TO BE DONE → Extract all lines in the data that contain the word "type".

** Begin DATASET RECORDS **

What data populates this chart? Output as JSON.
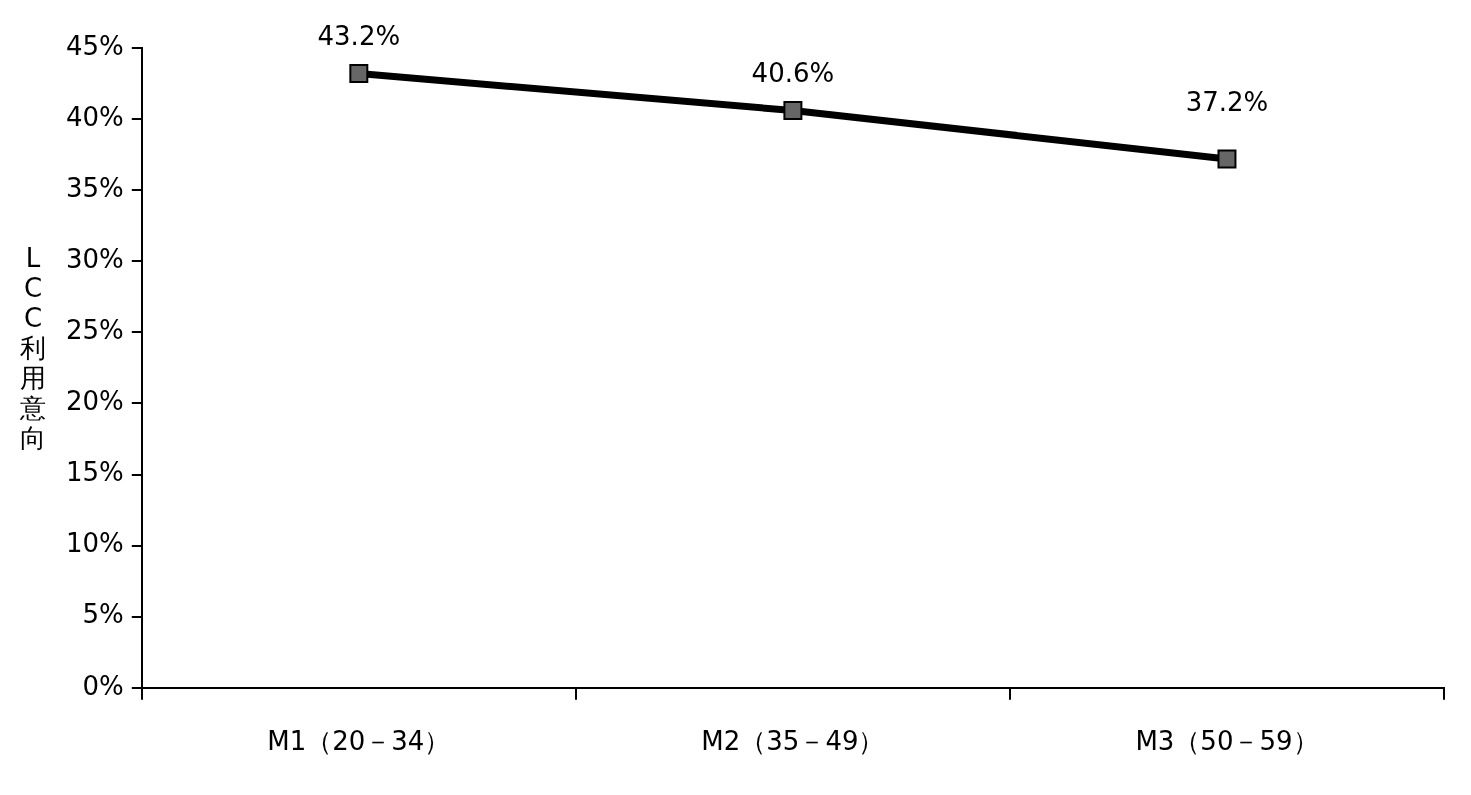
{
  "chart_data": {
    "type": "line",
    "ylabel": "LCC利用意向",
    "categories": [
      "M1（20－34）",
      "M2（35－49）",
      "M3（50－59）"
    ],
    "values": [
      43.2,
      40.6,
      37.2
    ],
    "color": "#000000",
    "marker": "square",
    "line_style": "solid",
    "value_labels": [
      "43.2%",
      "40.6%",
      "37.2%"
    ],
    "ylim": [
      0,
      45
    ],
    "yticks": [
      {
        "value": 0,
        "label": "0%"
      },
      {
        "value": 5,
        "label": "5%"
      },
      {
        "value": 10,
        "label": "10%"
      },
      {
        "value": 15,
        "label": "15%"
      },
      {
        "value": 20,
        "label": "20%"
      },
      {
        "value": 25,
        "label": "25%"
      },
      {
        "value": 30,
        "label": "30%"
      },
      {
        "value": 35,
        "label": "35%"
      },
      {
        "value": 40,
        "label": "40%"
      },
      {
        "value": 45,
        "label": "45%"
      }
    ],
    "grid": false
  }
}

** End DATASET RECORDS **
** Begin DATASET RECORDS **

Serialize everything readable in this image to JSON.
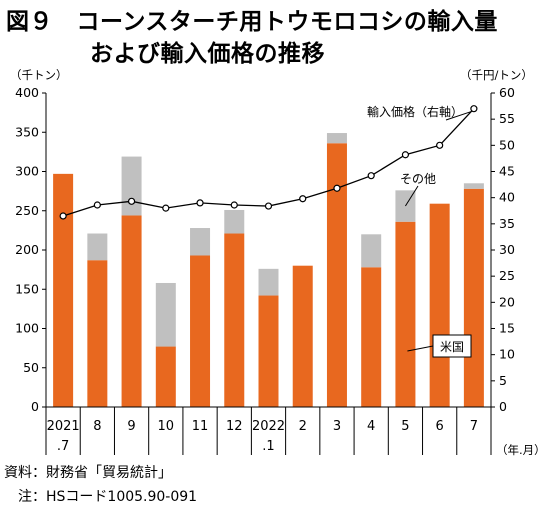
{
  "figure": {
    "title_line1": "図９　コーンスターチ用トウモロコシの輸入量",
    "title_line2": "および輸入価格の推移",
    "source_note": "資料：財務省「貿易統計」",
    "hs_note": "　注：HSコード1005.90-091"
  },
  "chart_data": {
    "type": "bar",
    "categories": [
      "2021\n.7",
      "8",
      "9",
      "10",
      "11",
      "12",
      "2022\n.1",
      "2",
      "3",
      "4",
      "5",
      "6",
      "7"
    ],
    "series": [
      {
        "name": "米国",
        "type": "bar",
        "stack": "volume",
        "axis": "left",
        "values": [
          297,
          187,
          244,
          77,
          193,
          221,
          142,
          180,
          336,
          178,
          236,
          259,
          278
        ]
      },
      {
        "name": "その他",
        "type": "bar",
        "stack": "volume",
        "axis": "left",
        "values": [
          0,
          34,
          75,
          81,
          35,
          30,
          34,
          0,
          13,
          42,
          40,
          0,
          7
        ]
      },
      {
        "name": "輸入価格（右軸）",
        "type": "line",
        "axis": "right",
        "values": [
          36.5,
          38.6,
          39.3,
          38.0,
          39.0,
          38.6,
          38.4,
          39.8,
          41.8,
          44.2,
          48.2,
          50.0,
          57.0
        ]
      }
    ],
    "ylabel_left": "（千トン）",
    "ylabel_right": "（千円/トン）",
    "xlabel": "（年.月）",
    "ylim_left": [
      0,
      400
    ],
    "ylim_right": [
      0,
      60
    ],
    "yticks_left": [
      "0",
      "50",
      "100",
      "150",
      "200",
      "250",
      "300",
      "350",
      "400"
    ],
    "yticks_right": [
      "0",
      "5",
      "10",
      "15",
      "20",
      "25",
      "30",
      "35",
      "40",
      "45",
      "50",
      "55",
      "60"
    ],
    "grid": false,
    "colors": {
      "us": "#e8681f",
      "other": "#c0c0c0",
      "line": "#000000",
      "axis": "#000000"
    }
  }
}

** End DATASET RECORDS **

RESULT →
    "type": "line",
    "type": "bar",
        "type": "bar",
        "type": "bar",
        "type": "line",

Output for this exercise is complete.